══ Data entries
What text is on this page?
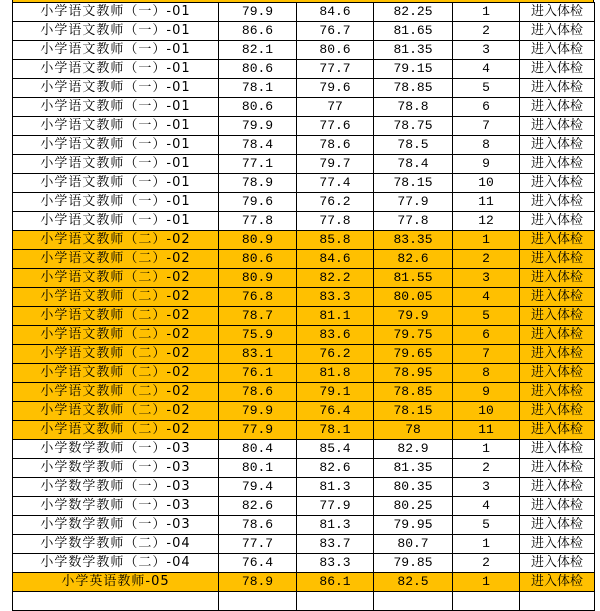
小学语文教师（一）-01	79.9	84.6	82.25	1	进入体检
小学语文教师（一）-01	86.6	76.7	81.65	2	进入体检
小学语文教师（一）-01	82.1	80.6	81.35	3	进入体检
小学语文教师（一）-01	80.6	77.7	79.15	4	进入体检
小学语文教师（一）-01	78.1	79.6	78.85	5	进入体检
小学语文教师（一）-01	80.6	77	78.8	6	进入体检
小学语文教师（一）-01	79.9	77.6	78.75	7	进入体检
小学语文教师（一）-01	78.4	78.6	78.5	8	进入体检
小学语文教师（一）-01	77.1	79.7	78.4	9	进入体检
小学语文教师（一）-01	78.9	77.4	78.15	10	进入体检
小学语文教师（一）-01	79.6	76.2	77.9	11	进入体检
小学语文教师（一）-01	77.8	77.8	77.8	12	进入体检
小学语文教师（二）-02	80.9	85.8	83.35	1	进入体检
小学语文教师（二）-02	80.6	84.6	82.6	2	进入体检
小学语文教师（二）-02	80.9	82.2	81.55	3	进入体检
小学语文教师（二）-02	76.8	83.3	80.05	4	进入体检
小学语文教师（二）-02	78.7	81.1	79.9	5	进入体检
小学语文教师（二）-02	75.9	83.6	79.75	6	进入体检
小学语文教师（二）-02	83.1	76.2	79.65	7	进入体检
小学语文教师（二）-02	76.1	81.8	78.95	8	进入体检
小学语文教师（二）-02	78.6	79.1	78.85	9	进入体检
小学语文教师（二）-02	79.9	76.4	78.15	10	进入体检
小学语文教师（二）-02	77.9	78.1	78	11	进入体检
小学数学教师（一）-03	80.4	85.4	82.9	1	进入体检
小学数学教师（一）-03	80.1	82.6	81.35	2	进入体检
小学数学教师（一）-03	79.4	81.3	80.35	3	进入体检
小学数学教师（一）-03	82.6	77.9	80.25	4	进入体检
小学数学教师（一）-03	78.6	81.3	79.95	5	进入体检
小学数学教师（二）-04	77.7	83.7	80.7	1	进入体检
小学数学教师（二）-04	76.4	83.3	79.85	2	进入体检
小学英语教师-05	78.9	86.1	82.5	1	进入体检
════
**Work instructions:** Copy each line that holds the word "小学数学教师".

**Reply to the exercise:**
小学数学教师（一）-03	80.4	85.4	82.9	1	进入体检
小学数学教师（一）-03	80.1	82.6	81.35	2	进入体检
小学数学教师（一）-03	79.4	81.3	80.35	3	进入体检
小学数学教师（一）-03	82.6	77.9	80.25	4	进入体检
小学数学教师（一）-03	78.6	81.3	79.95	5	进入体检
小学数学教师（二）-04	77.7	83.7	80.7	1	进入体检
小学数学教师（二）-04	76.4	83.3	79.85	2	进入体检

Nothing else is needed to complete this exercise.